[Data excerpts]

▬▬▬▬▬▬

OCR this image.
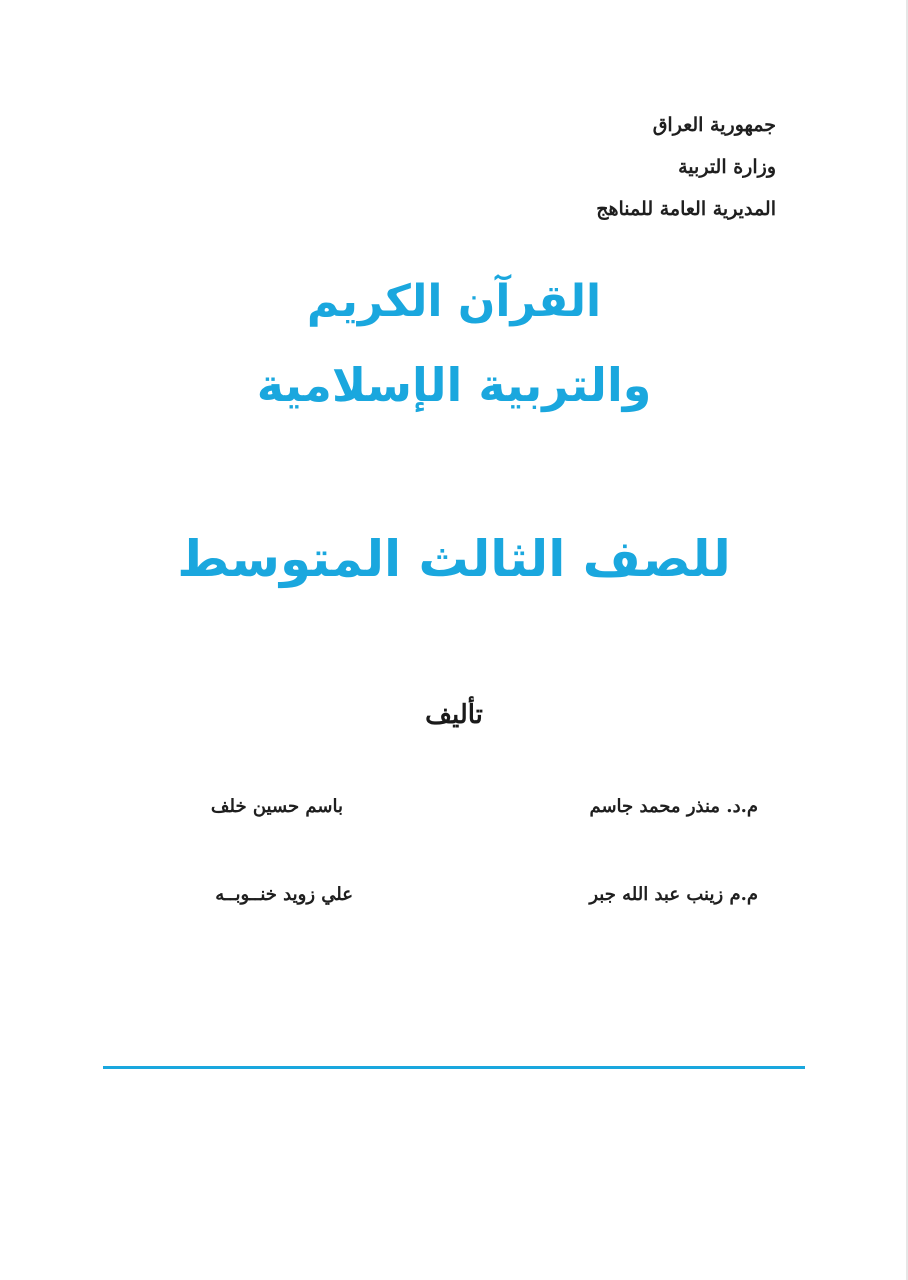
جمهورية العراق
وزارة التربية
المديرية العامة للمناهج
القرآن الكريم
والتربية الإسلامية
للصف الثالث المتوسط
تأليف
م.د. منذر محمد جاسم
باسم حسين خلف
م.م زينب عبد الله جبر
علي زويد خنــوبــه
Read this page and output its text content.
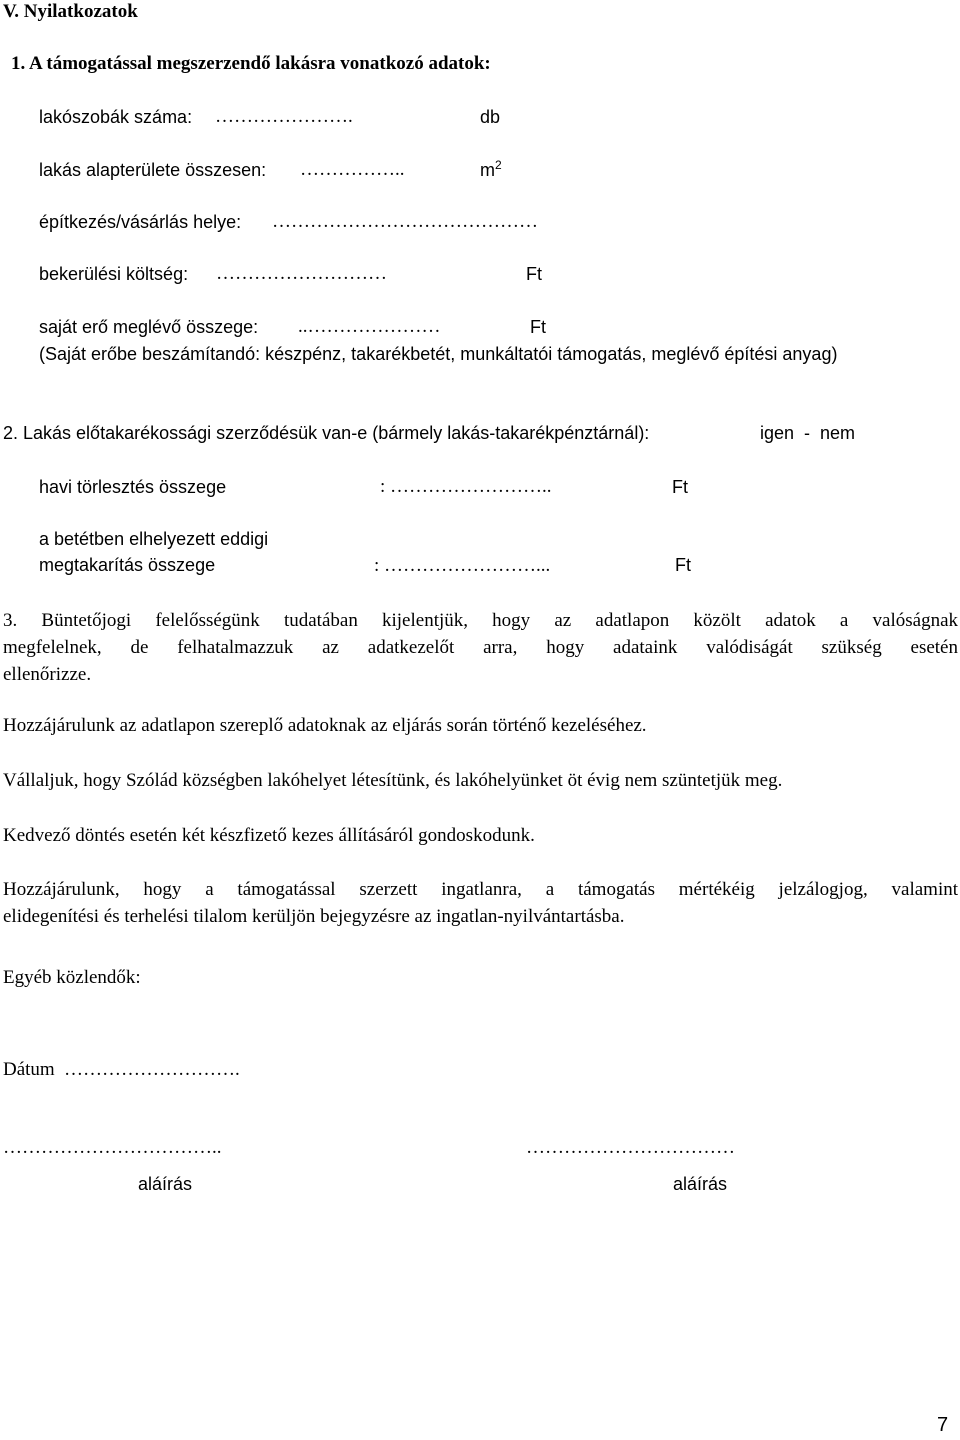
V. Nyilatkozatok
1. A támogatással megszerzendő lakásra vonatkozó adatok:
lakószobák száma: ………………….	db
lakás alapterülete összesen: ……………..	$m^2$
építkezés/vásárlás helye: ……………………………………
bekerülési költség: ………………………	Ft
saját erő meglévő összege: ..…………………	Ft
(Saját erőbe beszámítandó: készpénz, takarékbetét, munkáltatói támogatás, meglévő építési anyag)
2. Lakás előtakarékossági szerződésük van-e (bármely lakás-takarékpénztárnál):	igen  -  nem
havi törlesztés összege	: ……………………..	Ft
a betétben elhelyezett eddigi
megtakarítás összege	: ……………………...	Ft
3. Büntetőjogi felelősségünk tudatában kijelentjük, hogy az adatlapon közölt adatok a valóságnak
megfelelnek, de felhatalmazzuk az adatkezelőt arra, hogy adataink valódiságát szükség esetén
ellenőrizze.
Hozzájárulunk az adatlapon szereplő adatoknak az eljárás során történő kezeléséhez.
Vállaljuk, hogy Szólád községben lakóhelyet létesítünk, és lakóhelyünket öt évig nem szüntetjük meg.
Kedvező döntés esetén két készfizető kezes állításáról gondoskodunk.
Hozzájárulunk, hogy a támogatással szerzett ingatlanra, a támogatás mértékéig jelzálogjog, valamint
elidegenítési és terhelési tilalom kerüljön bejegyzésre az ingatlan-nyilvántartásba.
Egyéb közlendők:
Dátum ……………………….
……………………………..	……………………………
aláírás	aláírás
7
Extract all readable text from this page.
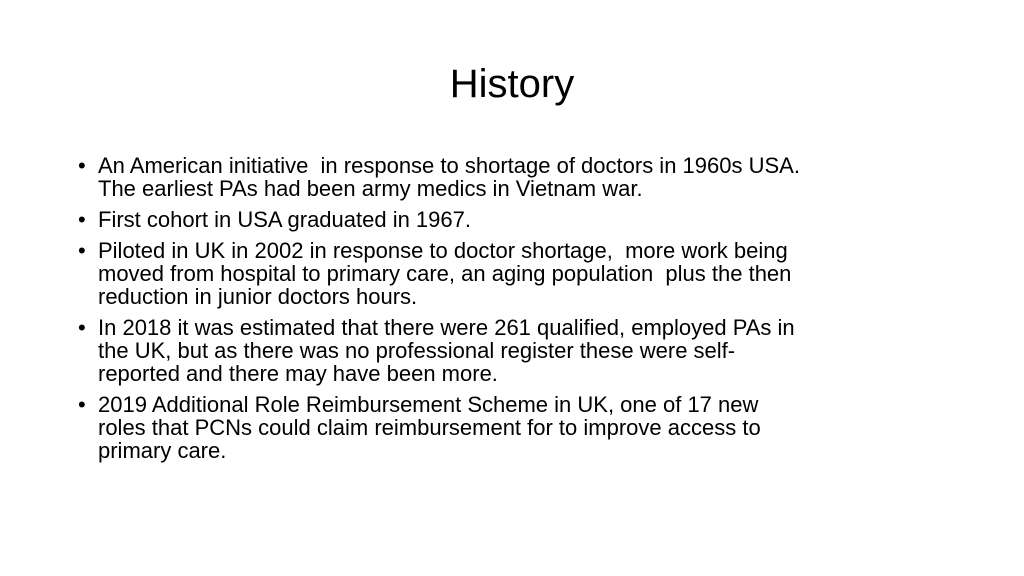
History
• An American initiative  in response to shortage of doctors in 1960s USA.
The earliest PAs had been army medics in Vietnam war.
• First cohort in USA graduated in 1967.
• Piloted in UK in 2002 in response to doctor shortage,  more work being
moved from hospital to primary care, an aging population  plus the then
reduction in junior doctors hours.
• In 2018 it was estimated that there were 261 qualified, employed PAs in
the UK, but as there was no professional register these were self-
reported and there may have been more.
• 2019 Additional Role Reimbursement Scheme in UK, one of 17 new
roles that PCNs could claim reimbursement for to improve access to
primary care.
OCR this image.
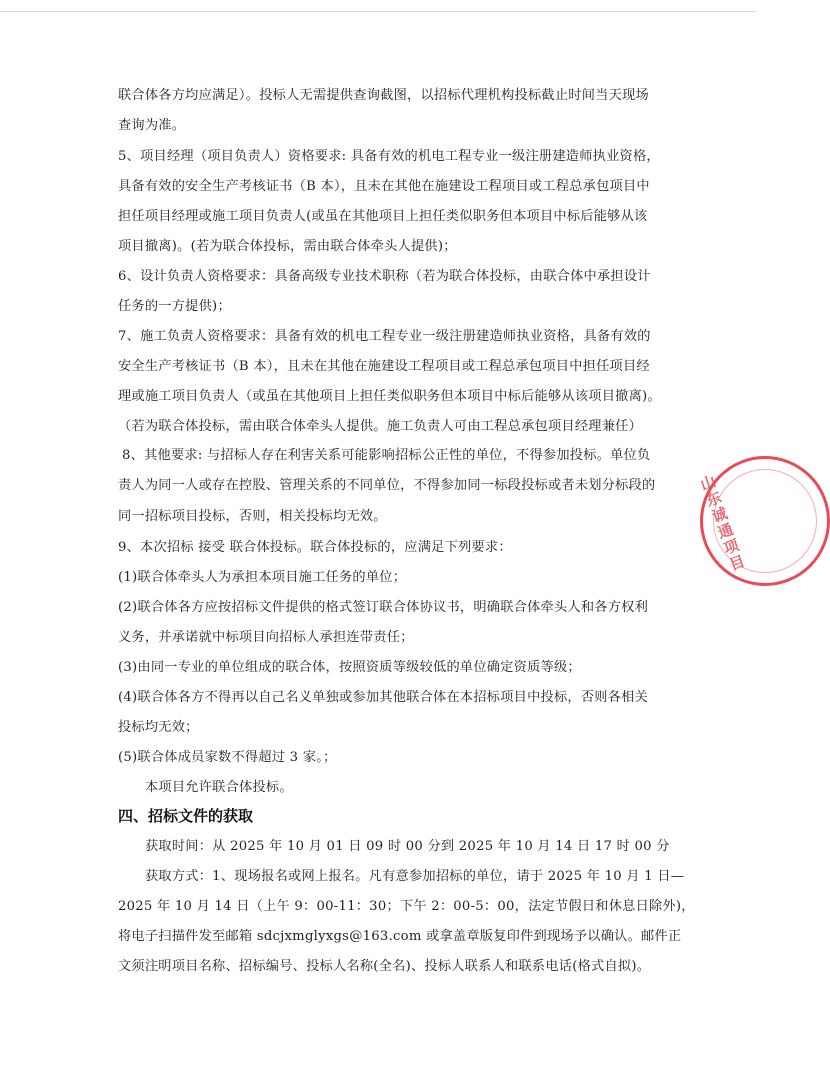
联合体各方均应满足）。投标人无需提供查询截图，以招标代理机构投标截止时间当天现场
查询为准。
5、项目经理（项目负责人）资格要求: 具备有效的机电工程专业一级注册建造师执业资格，
具备有效的安全生产考核证书（B 本），且未在其他在施建设工程项目或工程总承包项目中
担任项目经理或施工项目负责人(或虽在其他项目上担任类似职务但本项目中标后能够从该
项目撤离)。(若为联合体投标，需由联合体牵头人提供)；
6、设计负责人资格要求：具备高级专业技术职称（若为联合体投标，由联合体中承担设计
任务的一方提供)；
7、施工负责人资格要求：具备有效的机电工程专业一级注册建造师执业资格，具备有效的
安全生产考核证书（B 本），且未在其他在施建设工程项目或工程总承包项目中担任项目经
理或施工项目负责人（或虽在其他项目上担任类似职务但本项目中标后能够从该项目撤离)。
（若为联合体投标，需由联合体牵头人提供。施工负责人可由工程总承包项目经理兼任）
8、其他要求: 与招标人存在利害关系可能影响招标公正性的单位，不得参加投标。单位负
责人为同一人或存在控股、管理关系的不同单位，不得参加同一标段投标或者未划分标段的
同一招标项目投标，否则，相关投标均无效。
9、本次招标 接受 联合体投标。联合体投标的，应满足下列要求：
(1)联合体牵头人为承担本项目施工任务的单位；
(2)联合体各方应按招标文件提供的格式签订联合体协议书，明确联合体牵头人和各方权利
义务，并承诺就中标项目向招标人承担连带责任；
(3)由同一专业的单位组成的联合体，按照资质等级较低的单位确定资质等级；
(4)联合体各方不得再以自己名义单独或参加其他联合体在本招标项目中投标，否则各相关
投标均无效；
(5)联合体成员家数不得超过 3 家。；
本项目允许联合体投标。
四、招标文件的获取
获取时间：从 2025 年 10 月 01 日 09 时 00 分到 2025 年 10 月 14 日 17 时 00 分
获取方式：1、现场报名或网上报名。凡有意参加招标的单位，请于 2025 年 10 月 1 日—
2025 年 10 月 14 日（上午 9：00-11：30；下午 2：00-5：00，法定节假日和休息日除外)，
将电子扫描件发至邮箱 sdcjxmglyxgs@163.com 或拿盖章版复印件到现场予以确认。邮件正
文须注明项目名称、招标编号、投标人名称(全名)、投标人联系人和联系电话(格式自拟)。
山东诚通项目
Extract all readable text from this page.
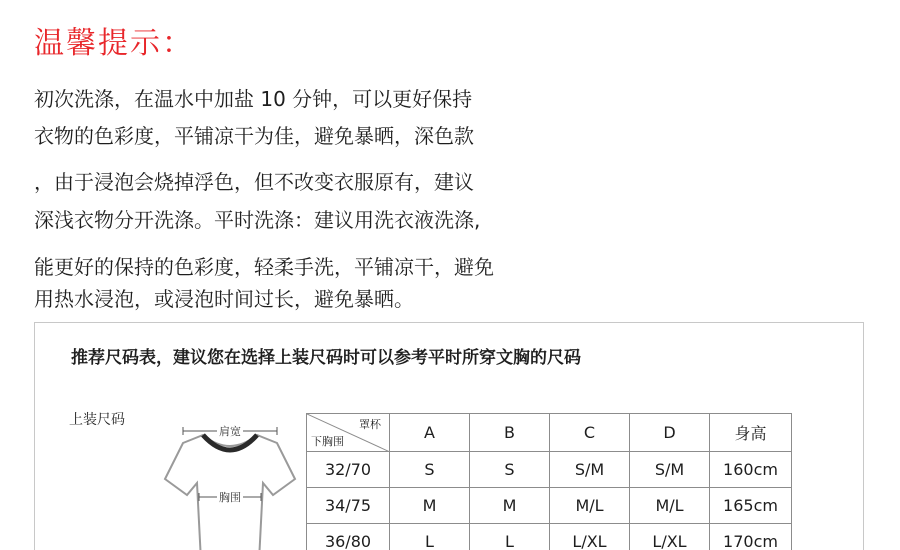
温馨提示：
初次洗涤，在温水中加盐 10 分钟，可以更好保持
衣物的色彩度，平铺凉干为佳，避免暴晒，深色款
，由于浸泡会烧掉浮色，但不改变衣服原有，建议
深浅衣物分开洗涤。平时洗涤：建议用洗衣液洗涤,
能更好的保持的色彩度，轻柔手洗，平铺凉干，避免
用热水浸泡，或浸泡时间过长，避免暴晒。
推荐尺码表，建议您在选择上装尺码时可以参考平时所穿文胸的尺码
上装尺码
肩宽
胸围
罩杯
下胸围	A	B	C	D	身高
32/70	S	S	S/M	S/M	160cm
34/75	M	M	M/L	M/L	165cm
36/80	L	L	L/XL	L/XL	170cm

▬▬▬▬▬▬

- **WHAT THE TASK REQUIRES**
Each line of the data is to be duplicated exactly; pictures stay out of the copy.

- **EXERCISE RESPONSE**
OCR this image.
جمهورية العراق
وزارة التربية
المديرية العامة للمناهج
القرآن الكريم
والتربية الإسلامية
للصف الثالث المتوسط
تأليف
م.د. منذر محمد جاسم
باسم حسين خلف
م.م زينب عبد الله جبر
علي زويد خنــوبــه
Read this page and output its text content.
V. Nyilatkozatok
1. A támogatással megszerzendő lakásra vonatkozó adatok:
lakószobák száma: ………………….	db
lakás alapterülete összesen: ……………..	$m^2$
építkezés/vásárlás helye: ……………………………………
bekerülési költség: ………………………	Ft
saját erő meglévő összege: ..…………………	Ft
(Saját erőbe beszámítandó: készpénz, takarékbetét, munkáltatói támogatás, meglévő építési anyag)
2. Lakás előtakarékossági szerződésük van-e (bármely lakás-takarékpénztárnál):	igen  -  nem
havi törlesztés összege	: ……………………..	Ft
a betétben elhelyezett eddigi
megtakarítás összege	: ……………………...	Ft
3. Büntetőjogi felelősségünk tudatában kijelentjük, hogy az adatlapon közölt adatok a valóságnak
megfelelnek, de felhatalmazzuk az adatkezelőt arra, hogy adataink valódiságát szükség esetén
ellenőrizze.
Hozzájárulunk az adatlapon szereplő adatoknak az eljárás során történő kezeléséhez.
Vállaljuk, hogy Szólád községben lakóhelyet létesítünk, és lakóhelyünket öt évig nem szüntetjük meg.
Kedvező döntés esetén két készfizető kezes állításáról gondoskodunk.
Hozzájárulunk, hogy a támogatással szerzett ingatlanra, a támogatás mértékéig jelzálogjog, valamint
elidegenítési és terhelési tilalom kerüljön bejegyzésre az ingatlan-nyilvántartásba.
Egyéb közlendők:
Dátum ……………………….
……………………………..	……………………………
aláírás	aláírás
7
Extract all readable text from this page.
History
• An American initiative  in response to shortage of doctors in 1960s USA.
The earliest PAs had been army medics in Vietnam war.
• First cohort in USA graduated in 1967.
• Piloted in UK in 2002 in response to doctor shortage,  more work being
moved from hospital to primary care, an aging population  plus the then
reduction in junior doctors hours.
• In 2018 it was estimated that there were 261 qualified, employed PAs in
the UK, but as there was no professional register these were self-
reported and there may have been more.
• 2019 Additional Role Reimbursement Scheme in UK, one of 17 new
roles that PCNs could claim reimbursement for to improve access to
primary care.
OCR this image.
联合体各方均应满足）。投标人无需提供查询截图，以招标代理机构投标截止时间当天现场
查询为准。
5、项目经理（项目负责人）资格要求: 具备有效的机电工程专业一级注册建造师执业资格，
具备有效的安全生产考核证书（B 本），且未在其他在施建设工程项目或工程总承包项目中
担任项目经理或施工项目负责人(或虽在其他项目上担任类似职务但本项目中标后能够从该
项目撤离)。(若为联合体投标，需由联合体牵头人提供)；
6、设计负责人资格要求：具备高级专业技术职称（若为联合体投标，由联合体中承担设计
任务的一方提供)；
7、施工负责人资格要求：具备有效的机电工程专业一级注册建造师执业资格，具备有效的
安全生产考核证书（B 本），且未在其他在施建设工程项目或工程总承包项目中担任项目经
理或施工项目负责人（或虽在其他项目上担任类似职务但本项目中标后能够从该项目撤离)。
（若为联合体投标，需由联合体牵头人提供。施工负责人可由工程总承包项目经理兼任）
8、其他要求: 与招标人存在利害关系可能影响招标公正性的单位，不得参加投标。单位负
责人为同一人或存在控股、管理关系的不同单位，不得参加同一标段投标或者未划分标段的
同一招标项目投标，否则，相关投标均无效。
9、本次招标 接受 联合体投标。联合体投标的，应满足下列要求：
(1)联合体牵头人为承担本项目施工任务的单位；
(2)联合体各方应按招标文件提供的格式签订联合体协议书，明确联合体牵头人和各方权利
义务，并承诺就中标项目向招标人承担连带责任；
(3)由同一专业的单位组成的联合体，按照资质等级较低的单位确定资质等级；
(4)联合体各方不得再以自己名义单独或参加其他联合体在本招标项目中投标，否则各相关
投标均无效；
(5)联合体成员家数不得超过 3 家。；
本项目允许联合体投标。
四、招标文件的获取
获取时间：从 2025 年 10 月 01 日 09 时 00 分到 2025 年 10 月 14 日 17 时 00 分
获取方式：1、现场报名或网上报名。凡有意参加招标的单位，请于 2025 年 10 月 1 日—
2025 年 10 月 14 日（上午 9：00-11：30；下午 2：00-5：00，法定节假日和休息日除外)，
将电子扫描件发至邮箱 sdcjxmglyxgs@163.com 或拿盖章版复印件到现场予以确认。邮件正
文须注明项目名称、招标编号、投标人名称(全名)、投标人联系人和联系电话(格式自拟)。
山东诚通项目
Extract all readable text from this page.
温馨提示：
初次洗涤，在温水中加盐 10 分钟，可以更好保持
衣物的色彩度，平铺凉干为佳，避免暴晒，深色款
，由于浸泡会烧掉浮色，但不改变衣服原有，建议
深浅衣物分开洗涤。平时洗涤：建议用洗衣液洗涤,
能更好的保持的色彩度，轻柔手洗，平铺凉干，避免
用热水浸泡，或浸泡时间过长，避免暴晒。
推荐尺码表，建议您在选择上装尺码时可以参考平时所穿文胸的尺码
上装尺码
肩宽
胸围
罩杯
下胸围	A	B	C	D	身高
32/70	S	S	S/M	S/M	160cm
34/75	M	M	M/L	M/L	165cm
36/80	L	L	L/XL	L/XL	170cm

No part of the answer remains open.